_Your goal_:
The records below must be written out exactly, with every picture left behind.

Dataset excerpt
■ ■ ■ ■

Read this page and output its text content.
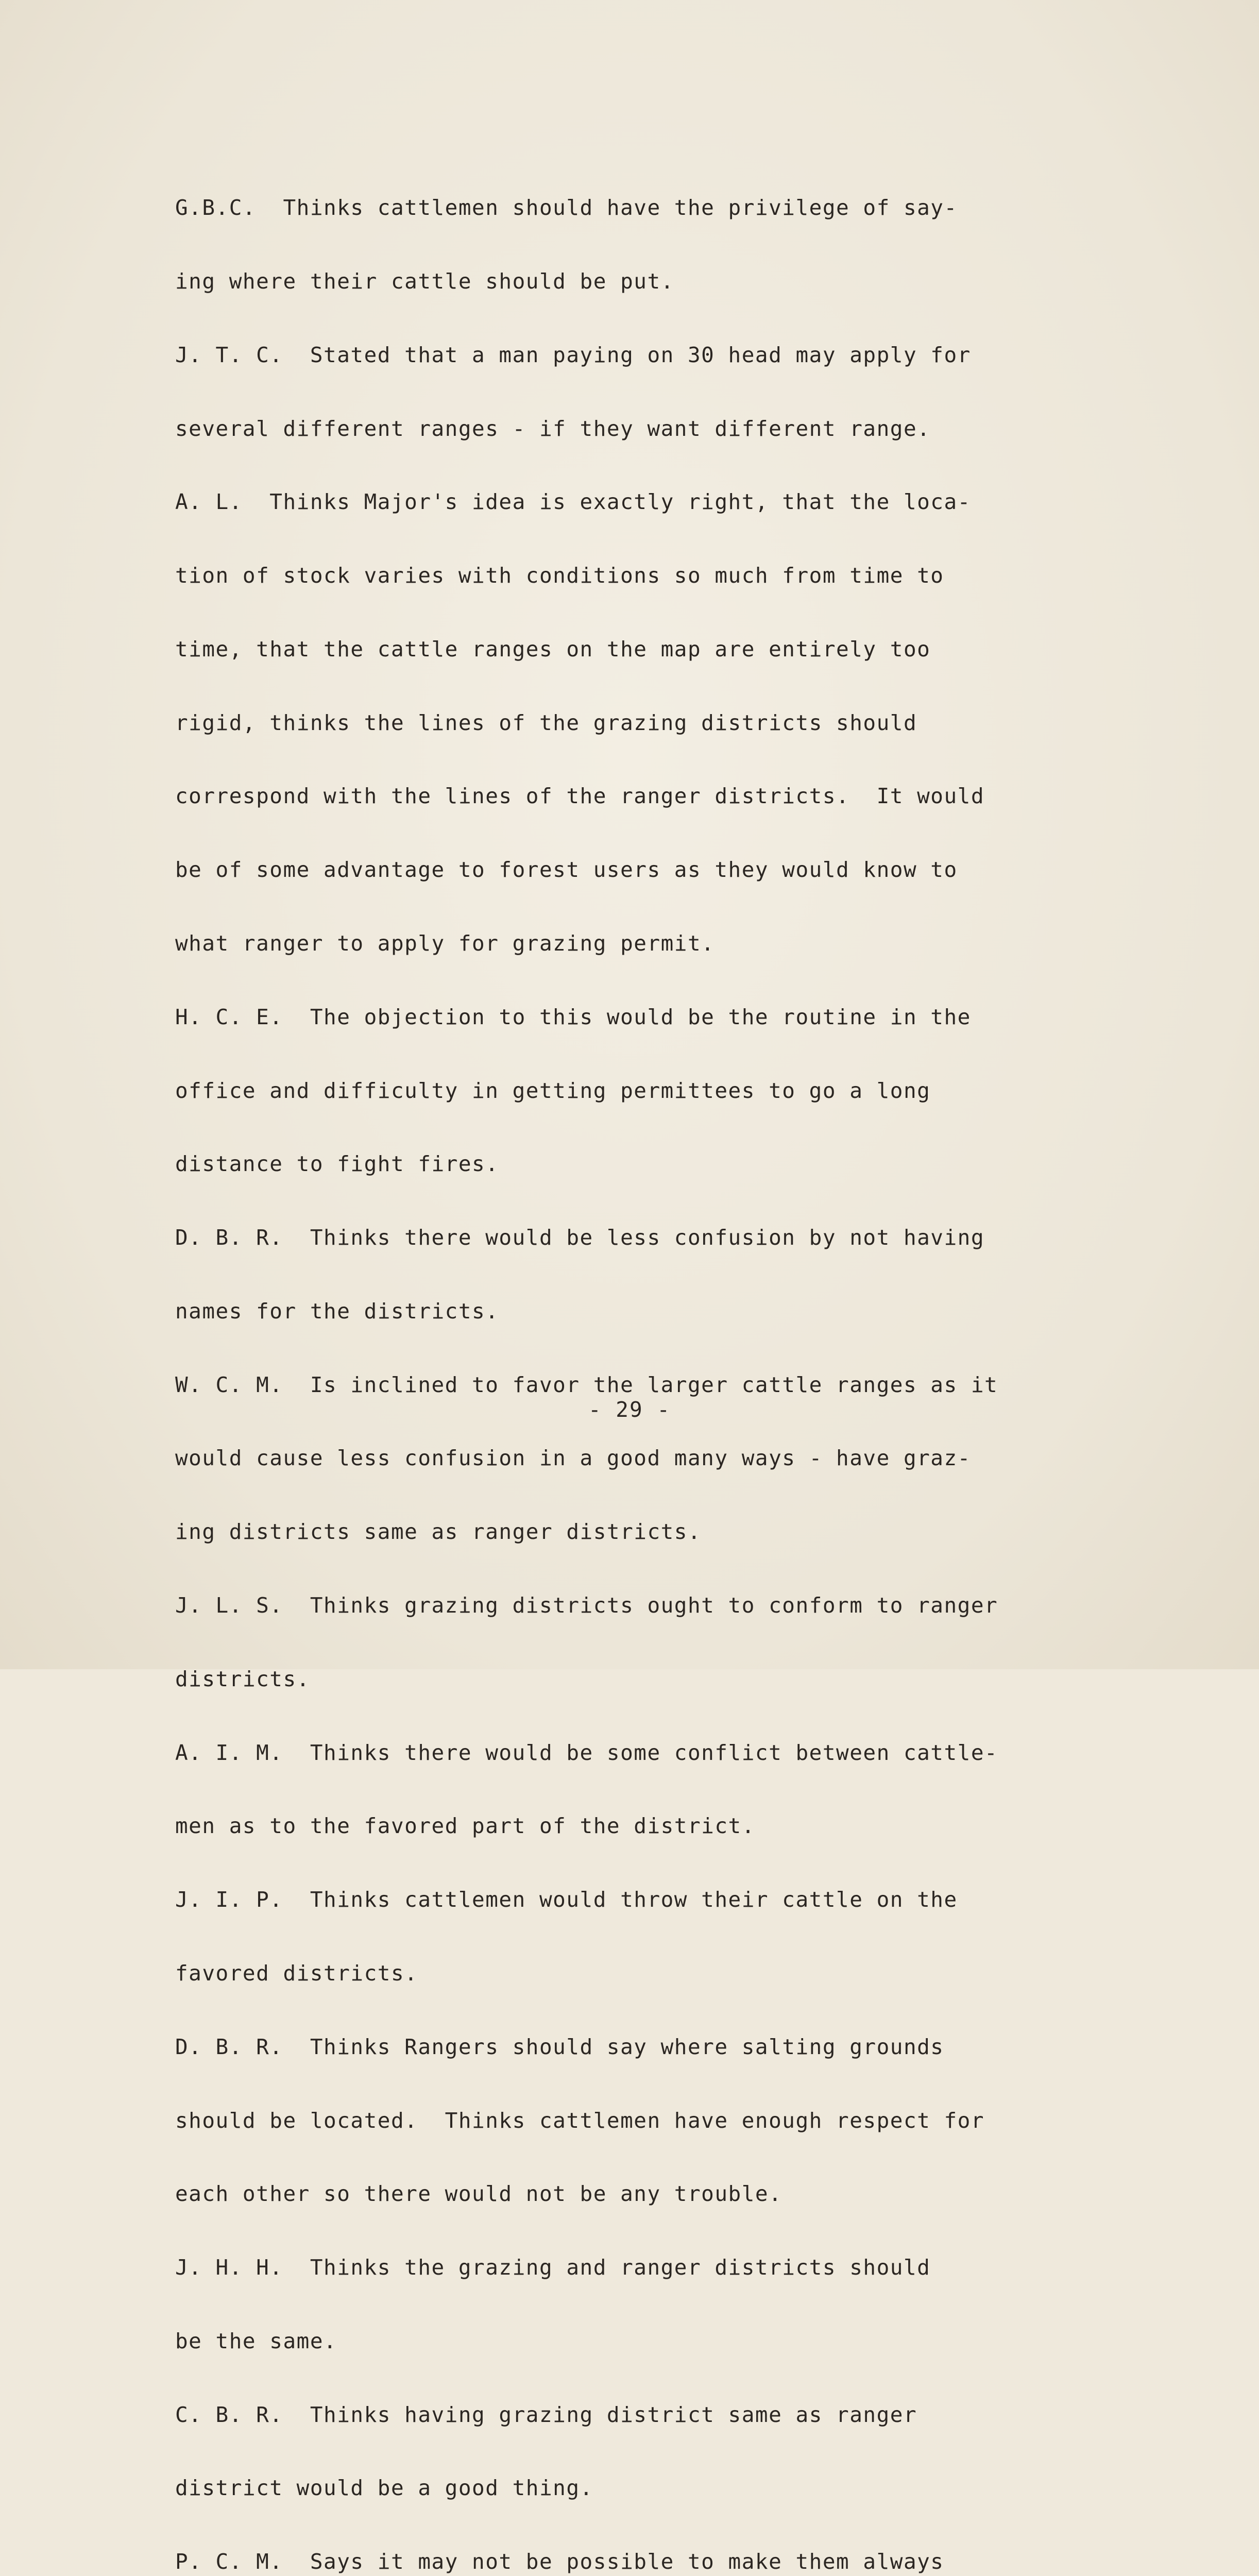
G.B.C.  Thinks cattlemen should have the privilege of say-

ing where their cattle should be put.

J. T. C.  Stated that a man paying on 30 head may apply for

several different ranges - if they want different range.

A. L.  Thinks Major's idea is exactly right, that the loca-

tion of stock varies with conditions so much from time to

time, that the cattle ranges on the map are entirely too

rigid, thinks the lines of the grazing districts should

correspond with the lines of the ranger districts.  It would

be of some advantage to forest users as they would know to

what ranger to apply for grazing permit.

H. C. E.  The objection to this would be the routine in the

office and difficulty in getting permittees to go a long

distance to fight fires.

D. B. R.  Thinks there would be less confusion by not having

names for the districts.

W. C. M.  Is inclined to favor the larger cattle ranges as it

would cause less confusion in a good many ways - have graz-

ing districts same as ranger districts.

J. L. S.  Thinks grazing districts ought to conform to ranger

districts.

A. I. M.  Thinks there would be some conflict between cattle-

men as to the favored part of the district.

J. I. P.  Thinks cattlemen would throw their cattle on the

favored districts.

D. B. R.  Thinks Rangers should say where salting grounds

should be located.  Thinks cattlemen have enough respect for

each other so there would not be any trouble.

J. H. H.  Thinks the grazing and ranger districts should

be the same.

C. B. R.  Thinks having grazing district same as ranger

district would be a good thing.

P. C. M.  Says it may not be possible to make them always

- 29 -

■ ■ ■ ■

_Written solution_:
Read this page and output its text content.
G.B.C.  Thinks cattlemen should have the privilege of say-

ing where their cattle should be put.

J. T. C.  Stated that a man paying on 30 head may apply for

several different ranges - if they want different range.

A. L.  Thinks Major's idea is exactly right, that the loca-

tion of stock varies with conditions so much from time to

time, that the cattle ranges on the map are entirely too

rigid, thinks the lines of the grazing districts should

correspond with the lines of the ranger districts.  It would

be of some advantage to forest users as they would know to

what ranger to apply for grazing permit.

H. C. E.  The objection to this would be the routine in the

office and difficulty in getting permittees to go a long

distance to fight fires.

D. B. R.  Thinks there would be less confusion by not having

names for the districts.

W. C. M.  Is inclined to favor the larger cattle ranges as it

would cause less confusion in a good many ways - have graz-

ing districts same as ranger districts.

J. L. S.  Thinks grazing districts ought to conform to ranger

districts.

A. I. M.  Thinks there would be some conflict between cattle-

men as to the favored part of the district.

J. I. P.  Thinks cattlemen would throw their cattle on the

favored districts.

D. B. R.  Thinks Rangers should say where salting grounds

should be located.  Thinks cattlemen have enough respect for

each other so there would not be any trouble.

J. H. H.  Thinks the grazing and ranger districts should

be the same.

C. B. R.  Thinks having grazing district same as ranger

district would be a good thing.

P. C. M.  Says it may not be possible to make them always

- 29 -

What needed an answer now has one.